#### TEXTO DE PARTIDA:
══════

Los carteles de protesta empleados en las marchas de mujeres de todo el mundo se están conservando como tesoros culturales en museos, bibliotecas y universidades.

Más de un millón de personas marcharon en docenas de manifestaciones el sábado para protestar contra Donald Trump al día siguiente de su investidura y para defender los derechos de las mujeres. Muchas alzaron carteles hechos en casa con lemas e imágenes desafiantes, esperanzados y a menudo descaradamente mordaces.

Pero cuando las multitudes se marcharon y dejaron atrás docenas de carteles para tirar, algunos comisarios de museos y activistas rebuscaron para salvarlos.

En Boston, un grupo de profesores de la Universidad de Nordeste reunió rápidamente más de 1.000 carteles dejados en cercas y veredas de Boston Common por una multitud de unas 175.000 personas. Ahora preparan una exposición pública y confían en conservar algunos de los carteles en un archivo del centro.

"Era una especie de instalación pública llamativa, creada por el público", dijo Dietmar Offenhuber, profesor asistente de arte y diseño. "Representaba a una amplia variedad de voces distintas que estaban allí".

En la capital de Estados Unidos, el National Museum of American History envió a su personal al National Mall para recoger lo que quedara tras una marcha que reunió a unas 500.000 personas. En un comunicado, el museo señaló que también había recogido objetos de la investidura de Trump para su colección de historia política.

Otros museos y bibliotecas acudieron a medios sociales para pedir a los manifestantes que donaran sus carteles, chapas y los gorros rosas tejidos que llevaban muchos asistentes.

Entre los que buscaban recuerdos estaban el Bishosgate Institute de Londres, el Royal Alberta Museum de Canadá, el National Underground Railroad Freedom Center en Cincinnati y el Worcester Art Museum en Massachusetts.

Sus esfuerzos encontraron reacciones dispares en medios sociales. Algunos dijeron que los carteles son inspiradores y recuerdan un acto trascendental. Otros dijeron que no tienen lugar en los museos. Algunos preguntaron si los comisarios también aceptarían carteles de marchas provida convocadas para el 27 de enero. Varios museos dijeron que sí.

La biblioteca Newberry de Chicago aceptaba carteles y fotos de las marchas de mujeres, pero eso es sólo el principio. Esta biblioteca independiente también planea reunir carteles y folletos de marchas de Black Lives Matter y otros actos de todo el espectro político.

"Es importante porque mucho de lo que recibimos está hecho a mano. Son las propias expresiones y sentimientos de la gente", dijo Martha Briggs, comisaria de manuscritos modernos en la institución. "Veinte años después no lo consigues necesariamente, consigues los registros de la organización".

Algunos de los museos que recogían objetos describieron las marchas como un acontecimiento histórico. Pero hay un debate sobre si pasará a la historia. Aunque algunas ciudades dijeron que sus manifestaciones locales alcanzaron cifras récord de asistentes, Briggs, de la biblioteca Newberry, dijo que es demasiado pronto para saber el impacto de la cita.

"En este momento en realidad no estamos en un punto en el que podamos juzgarlo", dijo. "Dejaremos eso a futuras generaciones cuando miren a todo esto".

══════

#### TAREA:
Reescribe el tramo del texto sobre los carteles de protesta que va desde "La biblioteca Newberry de" hasta "el espectro político." y sustituye "folletos" por "octavillas". Los registros no tienen ningún papel en esto.

(Datos almacenados)
══════

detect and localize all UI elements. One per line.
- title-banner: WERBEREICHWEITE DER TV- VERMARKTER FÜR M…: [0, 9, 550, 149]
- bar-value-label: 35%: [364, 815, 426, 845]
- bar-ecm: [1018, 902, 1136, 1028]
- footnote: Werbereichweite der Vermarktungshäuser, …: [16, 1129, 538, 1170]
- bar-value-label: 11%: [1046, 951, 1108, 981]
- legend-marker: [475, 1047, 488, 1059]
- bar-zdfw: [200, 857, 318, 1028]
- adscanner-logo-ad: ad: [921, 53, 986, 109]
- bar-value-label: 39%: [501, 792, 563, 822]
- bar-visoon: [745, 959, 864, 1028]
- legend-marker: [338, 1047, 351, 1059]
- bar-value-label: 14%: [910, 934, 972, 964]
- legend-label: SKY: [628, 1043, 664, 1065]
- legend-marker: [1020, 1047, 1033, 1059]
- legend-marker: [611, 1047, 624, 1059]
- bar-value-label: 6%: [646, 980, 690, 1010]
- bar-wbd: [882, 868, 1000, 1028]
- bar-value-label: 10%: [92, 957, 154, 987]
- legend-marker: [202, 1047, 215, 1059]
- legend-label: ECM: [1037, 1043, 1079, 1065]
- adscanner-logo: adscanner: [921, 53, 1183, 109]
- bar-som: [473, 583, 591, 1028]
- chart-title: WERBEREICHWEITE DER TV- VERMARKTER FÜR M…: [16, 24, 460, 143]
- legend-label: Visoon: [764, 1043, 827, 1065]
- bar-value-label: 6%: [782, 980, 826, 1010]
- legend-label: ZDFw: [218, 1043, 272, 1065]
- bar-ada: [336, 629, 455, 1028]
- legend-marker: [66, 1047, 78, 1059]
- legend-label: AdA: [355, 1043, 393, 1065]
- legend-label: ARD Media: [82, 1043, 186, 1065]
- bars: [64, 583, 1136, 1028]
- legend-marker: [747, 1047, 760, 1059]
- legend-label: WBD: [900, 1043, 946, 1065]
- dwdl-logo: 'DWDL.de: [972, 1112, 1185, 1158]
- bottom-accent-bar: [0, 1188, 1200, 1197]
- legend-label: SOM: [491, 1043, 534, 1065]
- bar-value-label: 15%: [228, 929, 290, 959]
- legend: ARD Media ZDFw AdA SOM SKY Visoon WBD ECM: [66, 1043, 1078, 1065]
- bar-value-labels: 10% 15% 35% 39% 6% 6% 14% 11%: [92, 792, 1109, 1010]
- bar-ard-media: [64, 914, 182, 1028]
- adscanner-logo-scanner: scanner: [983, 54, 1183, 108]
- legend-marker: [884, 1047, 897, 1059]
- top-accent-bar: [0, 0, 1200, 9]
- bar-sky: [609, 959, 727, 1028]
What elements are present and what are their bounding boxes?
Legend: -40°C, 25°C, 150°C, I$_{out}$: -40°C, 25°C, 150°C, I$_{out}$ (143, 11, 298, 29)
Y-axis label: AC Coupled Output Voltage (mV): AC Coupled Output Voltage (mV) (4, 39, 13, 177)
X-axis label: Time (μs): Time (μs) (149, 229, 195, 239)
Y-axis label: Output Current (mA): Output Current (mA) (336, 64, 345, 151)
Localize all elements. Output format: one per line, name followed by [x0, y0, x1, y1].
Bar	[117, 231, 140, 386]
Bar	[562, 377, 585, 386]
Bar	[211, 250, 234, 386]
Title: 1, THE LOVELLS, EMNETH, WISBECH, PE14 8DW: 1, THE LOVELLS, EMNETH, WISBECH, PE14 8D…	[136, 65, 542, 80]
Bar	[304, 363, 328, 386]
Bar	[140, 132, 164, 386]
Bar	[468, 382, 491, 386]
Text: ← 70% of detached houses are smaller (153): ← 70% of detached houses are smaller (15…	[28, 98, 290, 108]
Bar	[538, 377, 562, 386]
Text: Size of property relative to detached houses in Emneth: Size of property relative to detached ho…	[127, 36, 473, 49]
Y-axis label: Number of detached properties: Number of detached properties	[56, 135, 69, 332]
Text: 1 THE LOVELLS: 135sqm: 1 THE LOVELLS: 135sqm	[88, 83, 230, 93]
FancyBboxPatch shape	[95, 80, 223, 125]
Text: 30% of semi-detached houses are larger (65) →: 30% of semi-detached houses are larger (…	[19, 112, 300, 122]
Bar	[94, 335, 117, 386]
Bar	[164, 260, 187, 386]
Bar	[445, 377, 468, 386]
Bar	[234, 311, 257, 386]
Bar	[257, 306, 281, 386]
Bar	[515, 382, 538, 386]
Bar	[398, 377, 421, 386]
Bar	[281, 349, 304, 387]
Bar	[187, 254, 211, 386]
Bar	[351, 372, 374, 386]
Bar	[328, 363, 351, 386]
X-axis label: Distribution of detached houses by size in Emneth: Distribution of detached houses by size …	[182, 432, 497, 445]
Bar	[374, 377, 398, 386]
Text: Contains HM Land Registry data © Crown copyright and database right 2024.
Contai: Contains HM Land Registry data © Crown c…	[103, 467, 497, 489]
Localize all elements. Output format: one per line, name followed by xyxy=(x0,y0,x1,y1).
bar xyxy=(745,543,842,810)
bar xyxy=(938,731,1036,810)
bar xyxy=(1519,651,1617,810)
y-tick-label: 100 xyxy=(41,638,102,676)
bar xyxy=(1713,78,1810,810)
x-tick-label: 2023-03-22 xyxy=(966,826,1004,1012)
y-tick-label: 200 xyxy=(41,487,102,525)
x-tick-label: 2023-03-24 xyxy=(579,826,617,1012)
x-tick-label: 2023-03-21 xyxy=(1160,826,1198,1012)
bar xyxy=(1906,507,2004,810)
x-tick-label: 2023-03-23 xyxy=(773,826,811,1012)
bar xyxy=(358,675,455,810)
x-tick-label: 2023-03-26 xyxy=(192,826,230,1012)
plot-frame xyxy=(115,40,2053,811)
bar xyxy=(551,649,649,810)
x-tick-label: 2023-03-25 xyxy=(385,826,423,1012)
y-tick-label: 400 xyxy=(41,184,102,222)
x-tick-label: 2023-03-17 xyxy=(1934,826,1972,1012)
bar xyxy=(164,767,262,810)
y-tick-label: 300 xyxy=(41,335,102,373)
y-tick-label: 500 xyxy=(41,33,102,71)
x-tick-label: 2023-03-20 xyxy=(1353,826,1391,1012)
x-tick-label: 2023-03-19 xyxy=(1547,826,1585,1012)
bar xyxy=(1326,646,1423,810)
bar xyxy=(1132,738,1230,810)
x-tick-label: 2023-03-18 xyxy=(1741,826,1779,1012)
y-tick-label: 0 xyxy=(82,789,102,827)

══════

#### SOLUCIÓN REDACTADA:
La biblioteca Newberry de Chicago aceptaba carteles y fotos de las marchas de mujeres, pero eso es sólo el principio. Esta biblioteca independiente también planea reunir carteles y octavillas de marchas de Black Lives Matter y otros actos de todo el espectro político.